> [THE EXERCISE] Pictures stay out of the copy; set down each line of the listing below exactly.
━━ TASK INPUTS ━━
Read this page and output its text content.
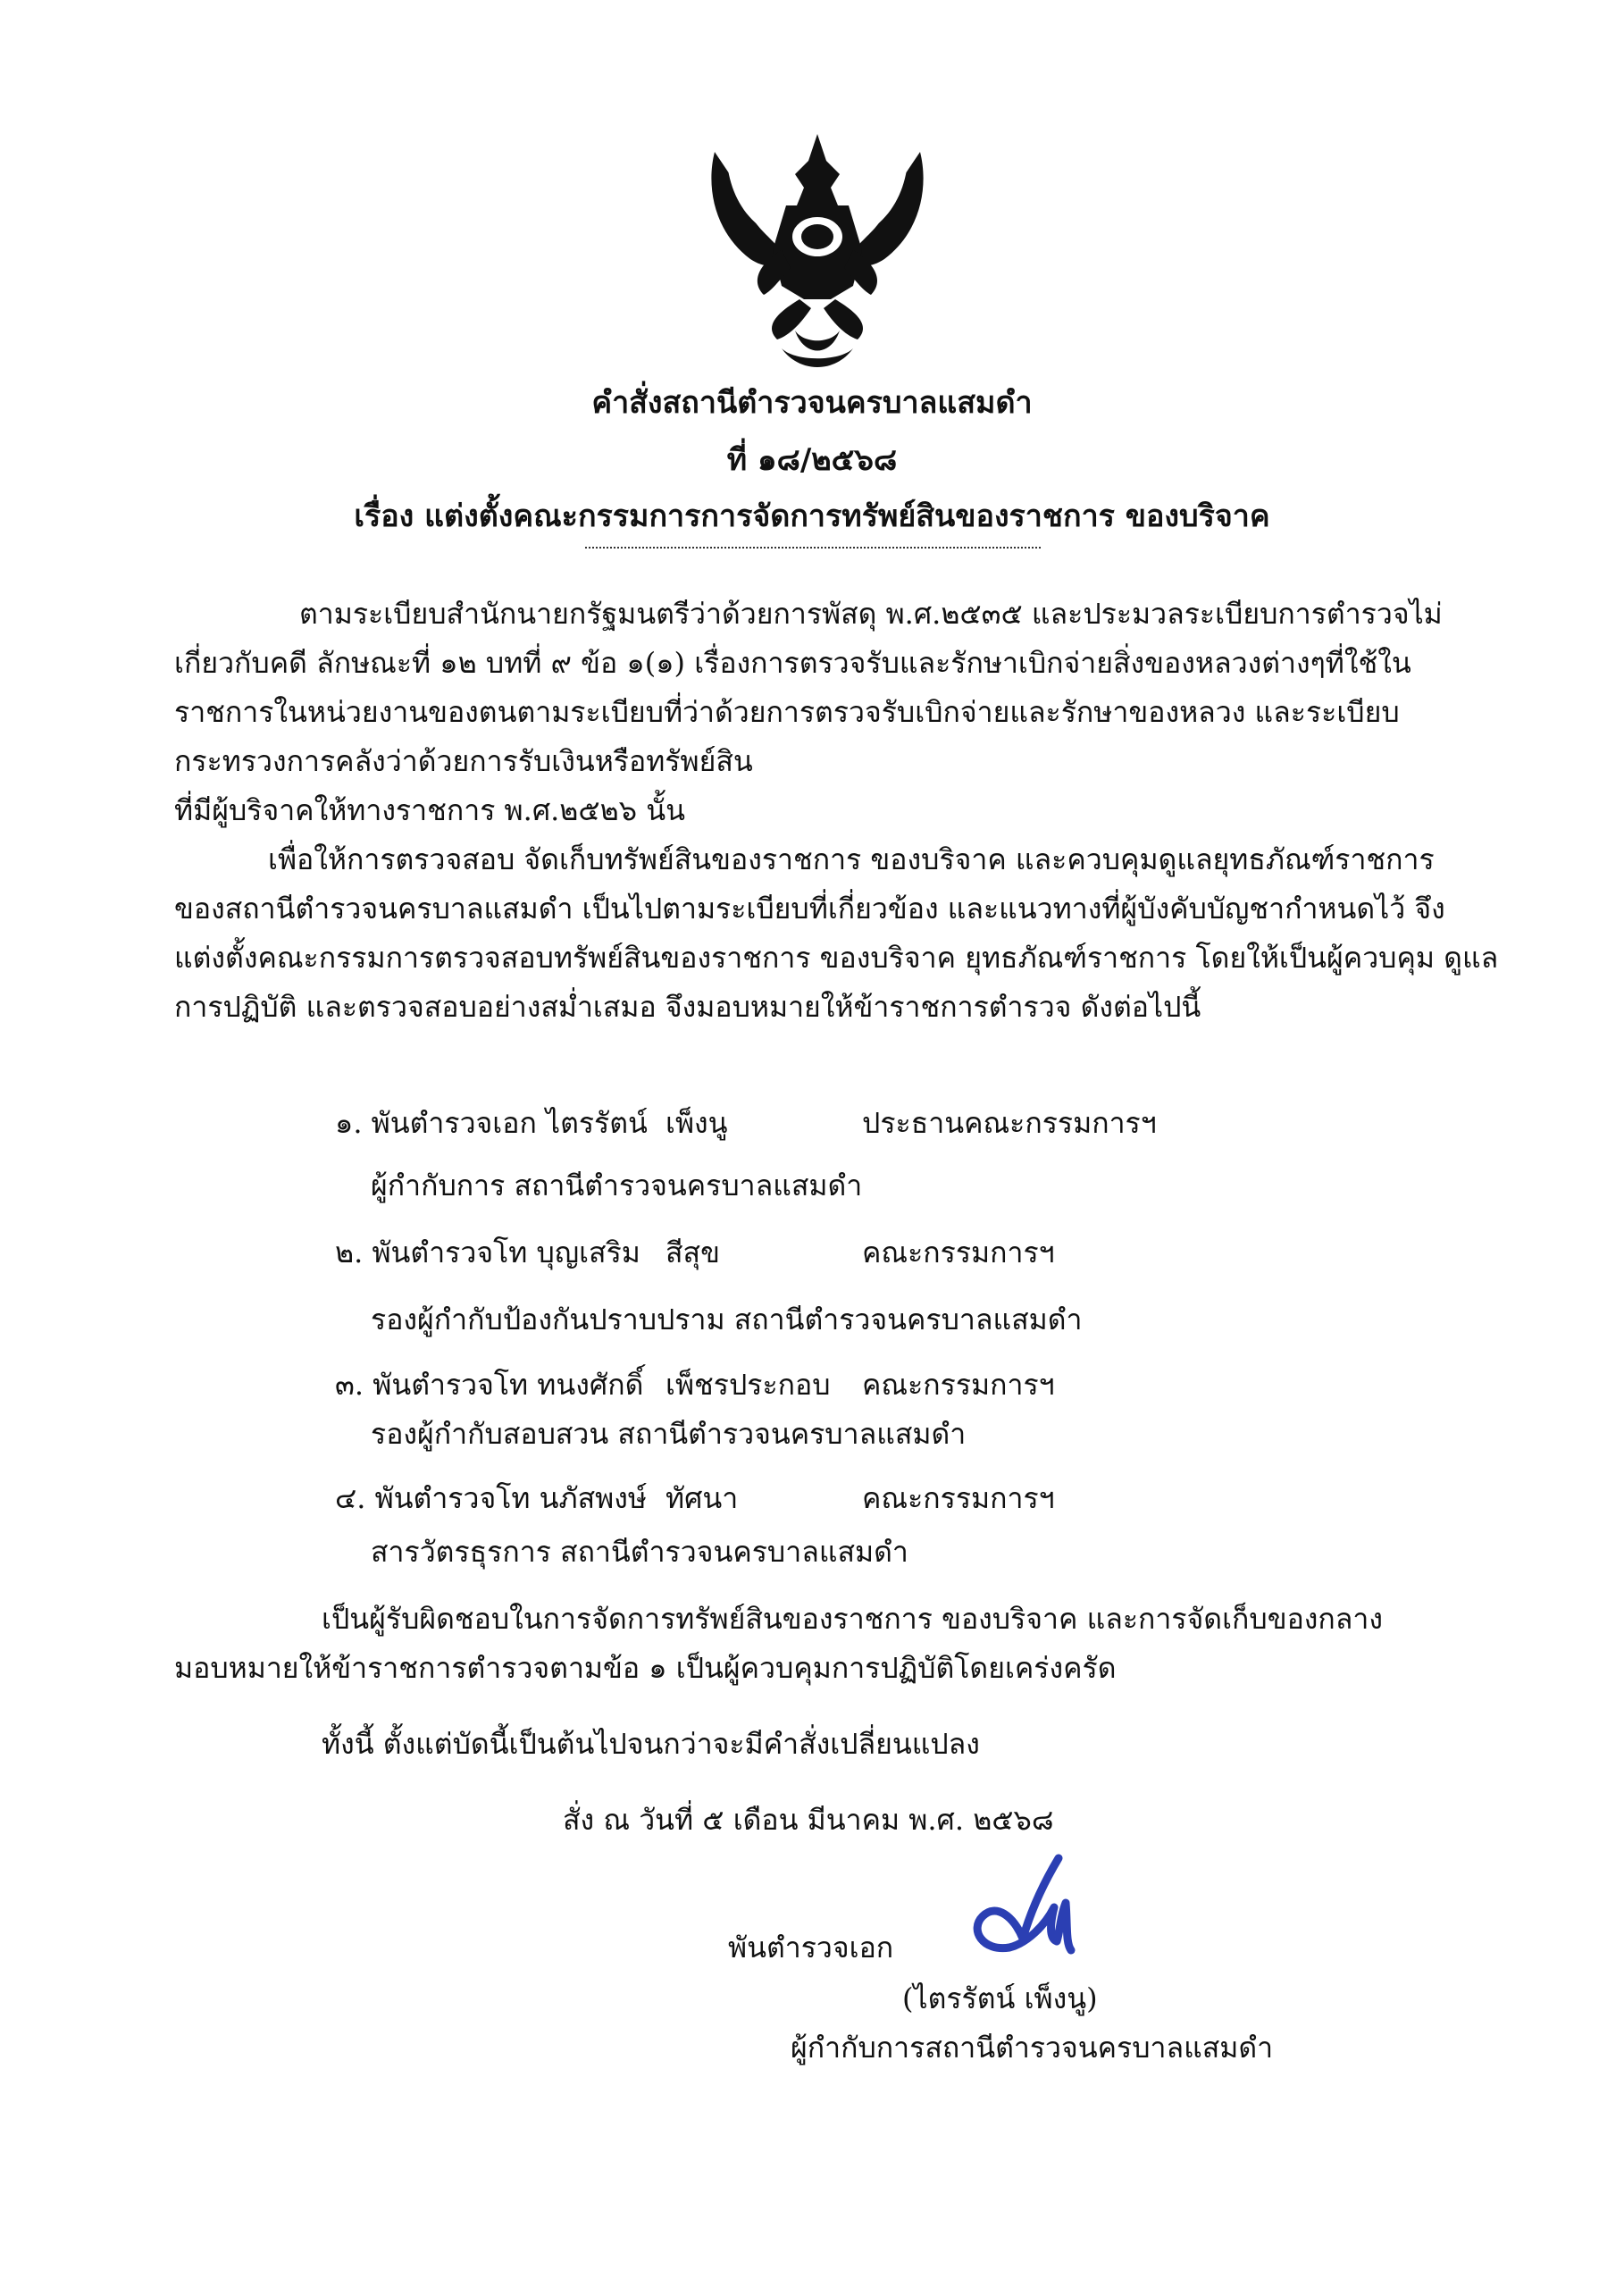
คำสั่งสถานีตำรวจนครบาลแสมดำ
ที่ ๑๘/๒๕๖๘
เรื่อง แต่งตั้งคณะกรรมการการจัดการทรัพย์สินของราชการ ของบริจาค
ตามระเบียบสำนักนายกรัฐมนตรีว่าด้วยการพัสดุ พ.ศ.๒๕๓๕ และประมวลระเบียบการตำรวจไม่
เกี่ยวกับคดี ลักษณะที่ ๑๒ บทที่ ๙ ข้อ ๑(๑) เรื่องการตรวจรับและรักษาเบิกจ่ายสิ่งของหลวงต่างๆที่ใช้ใน
ราชการในหน่วยงานของตนตามระเบียบที่ว่าด้วยการตรวจรับเบิกจ่ายและรักษาของหลวง และระเบียบ
กระทรวงการคลังว่าด้วยการรับเงินหรือทรัพย์สิน
ที่มีผู้บริจาคให้ทางราชการ พ.ศ.๒๕๒๖ นั้น
เพื่อให้การตรวจสอบ จัดเก็บทรัพย์สินของราชการ ของบริจาค และควบคุมดูแลยุทธภัณฑ์ราชการ
ของสถานีตำรวจนครบาลแสมดำ เป็นไปตามระเบียบที่เกี่ยวข้อง และแนวทางที่ผู้บังคับบัญชากำหนดไว้ จึง
แต่งตั้งคณะกรรมการตรวจสอบทรัพย์สินของราชการ ของบริจาค ยุทธภัณฑ์ราชการ โดยให้เป็นผู้ควบคุม ดูแล
การปฏิบัติ และตรวจสอบอย่างสม่ำเสมอ จึงมอบหมายให้ข้าราชการตำรวจ ดังต่อไปนี้
๑. พันตำรวจเอก ไตรรัตน์ เพ็งนู	ประธานคณะกรรมการฯ
ผู้กำกับการ สถานีตำรวจนครบาลแสมดำ
๒. พันตำรวจโท บุญเสริม สีสุข	คณะกรรมการฯ
รองผู้กำกับป้องกันปราบปราม สถานีตำรวจนครบาลแสมดำ
๓. พันตำรวจโท ทนงศักดิ์ เพ็ชรประกอบ คณะกรรมการฯ
รองผู้กำกับสอบสวน สถานีตำรวจนครบาลแสมดำ
๔. พันตำรวจโท นภัสพงษ์ ทัศนา	คณะกรรมการฯ
สารวัตรธุรการ สถานีตำรวจนครบาลแสมดำ
เป็นผู้รับผิดชอบในการจัดการทรัพย์สินของราชการ ของบริจาค และการจัดเก็บของกลาง
มอบหมายให้ข้าราชการตำรวจตามข้อ ๑ เป็นผู้ควบคุมการปฏิบัติโดยเคร่งครัด
ทั้งนี้ ตั้งแต่บัดนี้เป็นต้นไปจนกว่าจะมีคำสั่งเปลี่ยนแปลง
สั่ง ณ วันที่ ๕ เดือน มีนาคม พ.ศ. ๒๕๖๘
พันตำรวจเอก
(ไตรรัตน์ เพ็งนู)
ผู้กำกับการสถานีตำรวจนครบาลแสมดำ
━━━
> [RESULT]
Read this page and output its text content.
คำสั่งสถานีตำรวจนครบาลแสมดำ
ที่ ๑๘/๒๕๖๘
เรื่อง แต่งตั้งคณะกรรมการการจัดการทรัพย์สินของราชการ ของบริจาค
ตามระเบียบสำนักนายกรัฐมนตรีว่าด้วยการพัสดุ พ.ศ.๒๕๓๕ และประมวลระเบียบการตำรวจไม่
เกี่ยวกับคดี ลักษณะที่ ๑๒ บทที่ ๙ ข้อ ๑(๑) เรื่องการตรวจรับและรักษาเบิกจ่ายสิ่งของหลวงต่างๆที่ใช้ใน
ราชการในหน่วยงานของตนตามระเบียบที่ว่าด้วยการตรวจรับเบิกจ่ายและรักษาของหลวง และระเบียบ
กระทรวงการคลังว่าด้วยการรับเงินหรือทรัพย์สิน
ที่มีผู้บริจาคให้ทางราชการ พ.ศ.๒๕๒๖ นั้น
เพื่อให้การตรวจสอบ จัดเก็บทรัพย์สินของราชการ ของบริจาค และควบคุมดูแลยุทธภัณฑ์ราชการ
ของสถานีตำรวจนครบาลแสมดำ เป็นไปตามระเบียบที่เกี่ยวข้อง และแนวทางที่ผู้บังคับบัญชากำหนดไว้ จึง
แต่งตั้งคณะกรรมการตรวจสอบทรัพย์สินของราชการ ของบริจาค ยุทธภัณฑ์ราชการ โดยให้เป็นผู้ควบคุม ดูแล
การปฏิบัติ และตรวจสอบอย่างสม่ำเสมอ จึงมอบหมายให้ข้าราชการตำรวจ ดังต่อไปนี้
๑. พันตำรวจเอก ไตรรัตน์ เพ็งนู	ประธานคณะกรรมการฯ
ผู้กำกับการ สถานีตำรวจนครบาลแสมดำ
๒. พันตำรวจโท บุญเสริม สีสุข	คณะกรรมการฯ
รองผู้กำกับป้องกันปราบปราม สถานีตำรวจนครบาลแสมดำ
๓. พันตำรวจโท ทนงศักดิ์ เพ็ชรประกอบ คณะกรรมการฯ
รองผู้กำกับสอบสวน สถานีตำรวจนครบาลแสมดำ
๔. พันตำรวจโท นภัสพงษ์ ทัศนา	คณะกรรมการฯ
สารวัตรธุรการ สถานีตำรวจนครบาลแสมดำ
เป็นผู้รับผิดชอบในการจัดการทรัพย์สินของราชการ ของบริจาค และการจัดเก็บของกลาง
มอบหมายให้ข้าราชการตำรวจตามข้อ ๑ เป็นผู้ควบคุมการปฏิบัติโดยเคร่งครัด
ทั้งนี้ ตั้งแต่บัดนี้เป็นต้นไปจนกว่าจะมีคำสั่งเปลี่ยนแปลง
สั่ง ณ วันที่ ๕ เดือน มีนาคม พ.ศ. ๒๕๖๘
พันตำรวจเอก
(ไตรรัตน์ เพ็งนู)
ผู้กำกับการสถานีตำรวจนครบาลแสมดำ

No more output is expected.